#### [TASK GOAL]
Can you continue the excerpt below on serum sampling in the rheumatoid and reactive arthritis study, starting after its final sentence?

#### [EXCERPT PROVIDED]
*** Block opens ***
There are 2 individuals (1 Rheumatoid Arthritis; 1 Reactive Arthritis) in which marital status information was not provided.

There were 39 individuals (11 Rheumatoid Arthritis; 5 RA controls; 17 Reactive Arthritis; 6 ReA Controls) where race/ethnicity information was not provided.

Year of incident diagnosis (or matching)

Fig. 2 legend: The cumulative percent of subjects by the first year in which the subject had their incident medical encounter for the outcome of interest (based on ICD9-CM code) or the year in which a control was identified for either the matched RA case or ReA case.

4.1. Findings to date

Serum samples were identified for all subjects and represented the planned sampling scheme (Fig. 3). Samples after ReA (sample A) were collected a mean of 293 days (std dev: 308) post-diagnosis, while the last sample prior to diagnosis was collected a mean of 295 days pre-diagnosis (std dev: 288). Antecedent samples were a mean of 4.6 years and 7.9 years prior to diagnosis. In contrast, the disease associated sample for RA cases were collected a mean of 289 days (std dev: 286) prior to diagnosis while the antecedent samples were a mean of 4.7, 8.7 and 12.7 years pre-diagnosis. Samples from control subjects were from a comparable distribution relative to their matched case sample. It should be noted that future analyses should assess for the influence of sample age which may bias results in one way or another; however, it is anticipated that such an ‘age effect’ would be non-differential in cases and controls.
*** Block closes ***
#### [EXTRACTED MATERIAL]
*** Block opens ***
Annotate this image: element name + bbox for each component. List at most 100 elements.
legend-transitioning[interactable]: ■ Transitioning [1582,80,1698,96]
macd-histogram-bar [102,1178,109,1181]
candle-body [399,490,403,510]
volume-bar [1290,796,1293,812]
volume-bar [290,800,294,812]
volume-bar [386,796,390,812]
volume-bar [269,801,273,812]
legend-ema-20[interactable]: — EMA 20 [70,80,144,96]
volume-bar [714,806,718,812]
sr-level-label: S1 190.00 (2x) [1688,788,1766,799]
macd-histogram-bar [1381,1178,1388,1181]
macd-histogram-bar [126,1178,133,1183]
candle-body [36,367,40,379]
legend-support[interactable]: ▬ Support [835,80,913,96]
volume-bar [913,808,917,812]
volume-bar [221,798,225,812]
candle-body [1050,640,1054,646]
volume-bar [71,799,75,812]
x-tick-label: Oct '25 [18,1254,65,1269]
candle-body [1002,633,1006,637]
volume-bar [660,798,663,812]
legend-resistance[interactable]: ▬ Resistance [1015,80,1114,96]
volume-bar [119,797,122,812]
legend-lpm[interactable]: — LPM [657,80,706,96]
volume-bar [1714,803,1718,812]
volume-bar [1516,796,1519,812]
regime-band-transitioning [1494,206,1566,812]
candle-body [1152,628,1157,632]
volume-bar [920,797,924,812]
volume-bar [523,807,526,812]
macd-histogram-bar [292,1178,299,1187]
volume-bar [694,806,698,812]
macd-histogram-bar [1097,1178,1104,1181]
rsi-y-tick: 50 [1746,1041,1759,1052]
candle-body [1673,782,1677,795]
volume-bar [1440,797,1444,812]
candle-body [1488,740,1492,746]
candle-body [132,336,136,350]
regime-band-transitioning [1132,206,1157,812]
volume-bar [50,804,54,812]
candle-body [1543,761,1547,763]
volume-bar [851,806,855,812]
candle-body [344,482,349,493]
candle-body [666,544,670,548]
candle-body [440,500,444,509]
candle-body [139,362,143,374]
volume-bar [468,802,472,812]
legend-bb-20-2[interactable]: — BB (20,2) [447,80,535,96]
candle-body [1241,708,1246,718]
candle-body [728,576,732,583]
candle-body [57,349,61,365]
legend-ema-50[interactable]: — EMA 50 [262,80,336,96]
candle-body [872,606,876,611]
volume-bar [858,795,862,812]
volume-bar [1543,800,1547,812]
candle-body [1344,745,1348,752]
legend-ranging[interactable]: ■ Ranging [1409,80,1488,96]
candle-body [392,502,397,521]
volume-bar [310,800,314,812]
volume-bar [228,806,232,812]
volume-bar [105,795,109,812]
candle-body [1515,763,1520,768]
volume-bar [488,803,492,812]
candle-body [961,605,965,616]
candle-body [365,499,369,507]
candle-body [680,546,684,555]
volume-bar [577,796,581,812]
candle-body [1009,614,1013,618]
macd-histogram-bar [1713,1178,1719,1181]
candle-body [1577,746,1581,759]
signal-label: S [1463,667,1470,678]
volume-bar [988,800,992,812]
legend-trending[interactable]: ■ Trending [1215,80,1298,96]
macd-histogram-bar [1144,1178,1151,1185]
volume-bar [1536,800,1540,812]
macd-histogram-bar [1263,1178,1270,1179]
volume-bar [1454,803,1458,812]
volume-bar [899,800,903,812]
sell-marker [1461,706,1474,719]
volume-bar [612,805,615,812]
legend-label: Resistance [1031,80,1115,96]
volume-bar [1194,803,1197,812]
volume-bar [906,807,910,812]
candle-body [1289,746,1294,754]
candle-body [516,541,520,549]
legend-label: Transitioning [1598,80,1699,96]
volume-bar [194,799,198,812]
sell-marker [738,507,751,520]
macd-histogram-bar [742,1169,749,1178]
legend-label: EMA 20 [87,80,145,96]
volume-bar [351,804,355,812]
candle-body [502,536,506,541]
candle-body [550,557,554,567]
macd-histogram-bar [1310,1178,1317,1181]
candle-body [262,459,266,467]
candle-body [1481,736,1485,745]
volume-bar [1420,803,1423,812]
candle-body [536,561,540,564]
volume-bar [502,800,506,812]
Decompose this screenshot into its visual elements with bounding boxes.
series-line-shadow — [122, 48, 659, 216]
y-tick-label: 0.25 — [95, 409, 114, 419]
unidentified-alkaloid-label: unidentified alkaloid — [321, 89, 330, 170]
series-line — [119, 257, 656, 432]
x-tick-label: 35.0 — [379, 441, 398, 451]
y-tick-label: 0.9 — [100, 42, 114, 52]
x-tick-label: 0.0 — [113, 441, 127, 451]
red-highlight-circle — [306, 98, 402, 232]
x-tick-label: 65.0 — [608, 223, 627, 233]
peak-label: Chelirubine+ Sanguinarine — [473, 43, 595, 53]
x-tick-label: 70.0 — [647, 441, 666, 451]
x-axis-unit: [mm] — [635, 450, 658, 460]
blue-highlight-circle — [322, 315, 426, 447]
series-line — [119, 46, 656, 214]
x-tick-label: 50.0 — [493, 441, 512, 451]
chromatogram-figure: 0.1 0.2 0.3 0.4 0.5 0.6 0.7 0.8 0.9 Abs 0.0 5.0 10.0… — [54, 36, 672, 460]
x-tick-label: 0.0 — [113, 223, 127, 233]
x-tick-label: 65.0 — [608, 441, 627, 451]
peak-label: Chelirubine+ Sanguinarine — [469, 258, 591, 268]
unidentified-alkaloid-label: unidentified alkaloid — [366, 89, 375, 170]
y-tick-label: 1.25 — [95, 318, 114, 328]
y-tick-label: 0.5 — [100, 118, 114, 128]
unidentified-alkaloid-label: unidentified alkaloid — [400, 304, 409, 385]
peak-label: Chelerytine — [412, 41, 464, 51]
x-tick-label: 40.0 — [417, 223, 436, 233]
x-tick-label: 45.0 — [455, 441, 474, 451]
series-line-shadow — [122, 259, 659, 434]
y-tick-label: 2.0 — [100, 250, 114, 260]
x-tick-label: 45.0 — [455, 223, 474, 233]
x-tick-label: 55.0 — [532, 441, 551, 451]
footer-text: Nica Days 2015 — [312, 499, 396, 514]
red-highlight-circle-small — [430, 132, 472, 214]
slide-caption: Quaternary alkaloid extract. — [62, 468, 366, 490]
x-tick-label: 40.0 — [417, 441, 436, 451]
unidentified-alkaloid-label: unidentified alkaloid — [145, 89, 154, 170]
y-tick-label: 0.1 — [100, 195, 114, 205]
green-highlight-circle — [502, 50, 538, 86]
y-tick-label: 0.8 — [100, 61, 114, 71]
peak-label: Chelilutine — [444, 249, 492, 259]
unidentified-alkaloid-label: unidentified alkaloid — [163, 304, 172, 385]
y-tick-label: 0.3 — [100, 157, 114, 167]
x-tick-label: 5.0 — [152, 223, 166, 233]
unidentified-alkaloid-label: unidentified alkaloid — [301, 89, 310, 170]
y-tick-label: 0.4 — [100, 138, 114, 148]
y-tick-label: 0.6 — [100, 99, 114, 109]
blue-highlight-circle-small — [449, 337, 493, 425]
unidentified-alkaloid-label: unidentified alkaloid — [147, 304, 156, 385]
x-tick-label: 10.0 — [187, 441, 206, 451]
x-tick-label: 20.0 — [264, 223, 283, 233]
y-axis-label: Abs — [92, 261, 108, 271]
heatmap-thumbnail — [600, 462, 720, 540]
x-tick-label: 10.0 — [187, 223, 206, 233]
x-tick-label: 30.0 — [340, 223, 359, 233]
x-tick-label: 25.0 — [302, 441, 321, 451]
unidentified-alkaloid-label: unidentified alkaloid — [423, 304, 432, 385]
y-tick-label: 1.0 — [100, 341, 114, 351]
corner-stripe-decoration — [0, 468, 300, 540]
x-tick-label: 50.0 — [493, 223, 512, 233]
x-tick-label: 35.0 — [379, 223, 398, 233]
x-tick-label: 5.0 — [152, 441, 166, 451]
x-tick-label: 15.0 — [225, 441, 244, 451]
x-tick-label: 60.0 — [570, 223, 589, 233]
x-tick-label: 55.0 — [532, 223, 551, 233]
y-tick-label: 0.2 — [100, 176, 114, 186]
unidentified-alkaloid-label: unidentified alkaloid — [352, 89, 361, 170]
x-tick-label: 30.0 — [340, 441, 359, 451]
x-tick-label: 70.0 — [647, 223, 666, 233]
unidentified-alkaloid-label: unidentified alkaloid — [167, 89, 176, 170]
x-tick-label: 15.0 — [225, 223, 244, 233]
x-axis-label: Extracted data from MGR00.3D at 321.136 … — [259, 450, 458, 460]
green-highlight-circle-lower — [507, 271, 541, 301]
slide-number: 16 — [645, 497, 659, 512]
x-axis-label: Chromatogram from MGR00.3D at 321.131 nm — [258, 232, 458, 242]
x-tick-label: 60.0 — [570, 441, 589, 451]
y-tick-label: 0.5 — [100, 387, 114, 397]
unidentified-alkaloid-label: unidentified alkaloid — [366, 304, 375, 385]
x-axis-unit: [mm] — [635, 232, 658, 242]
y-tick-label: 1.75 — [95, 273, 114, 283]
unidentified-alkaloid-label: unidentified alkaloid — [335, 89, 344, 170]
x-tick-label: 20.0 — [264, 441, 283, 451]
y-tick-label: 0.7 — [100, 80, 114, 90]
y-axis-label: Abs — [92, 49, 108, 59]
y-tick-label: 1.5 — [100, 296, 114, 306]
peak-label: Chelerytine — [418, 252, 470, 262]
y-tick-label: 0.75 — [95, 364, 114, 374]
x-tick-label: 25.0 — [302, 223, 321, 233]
*** Block closes ***
#### [OUTPUT FOR THIS EXERCISE]
Procedural codes highlight additional data on the clinical evaluation of the cases (Table 2). Approximately one third of all cases had a documented arthrocentesis and a comparable proportion had an MRI of the affected joint(s). Compared to ReA cases, those with RA more commonly had procedural codes documenting the assessment for actin smooth muscle antibody (p < 0.001), anti-nuclear antibody (p = 0.001), extractable nuclear antigen antibody (p < 0.001) and rheumatoid factor (RF; p < 0.001); however, the proportion of cases tested was low. A higher proportion of RA cases had a documented medical encounters in a rheumatology clinic (p < 0.001); however, among those with documented rheumatology clinic visits, RA subjects had a high frequency of encounters. For all other associated encounters, the median number of visits per subject was low and comparable between reactive and rheumatoid arthritis cases (see Table 3).

Table 2.

Additional Information Related to medical RA- or ReA-associated medical encounters.

	N (%) with RA/ReA-associated medical encounters		Median (IQR) Visits Per Subject
	RA	ReA	RA	ReA
Arthrocentesis	153 (30.6)	174 (34.8)	1.0 (1.0, 3.0)	1.0 (1.0, 3.0)
Magnetic Resonance Imaging (MRI)	187 (37.4)	112 (22.4)	2.0 (1.0, 3.0)	1.0 (1.0, 2.0)
Mitochondrial Antibody	10 (2.0)	4 (0.8)	1.0 (1.0, 1.0)	1.0 (1.0, 1.0)
Actin Smooth Muscle Antibody	14 (2.8)	1 (0.2)	1.0 (1.0, 1.0)	1.0 (1.0, 1.0)
Anti-nuclear Antibody	24 (4.8)	6 (1.2)	1.0 (1.0, 1.0)	1.0 (1.0, 1.0)
Extractable Nuclear Antigen Antibody	23 (4.6)	5 (1.0)	1.0 (1.0, 1.0)	1.0 (1.0, 1.0)
Rheumatoid Factor	33 (6.6)	4 (0.8)	1.0 (1.0, 1.0)	1.0 (1.0, 1.0)
Rheumatology Clinic	179 (35.8)	255 (51.0)	6.0 (2.0, 12.0)	3.0 (2.0, 5.0)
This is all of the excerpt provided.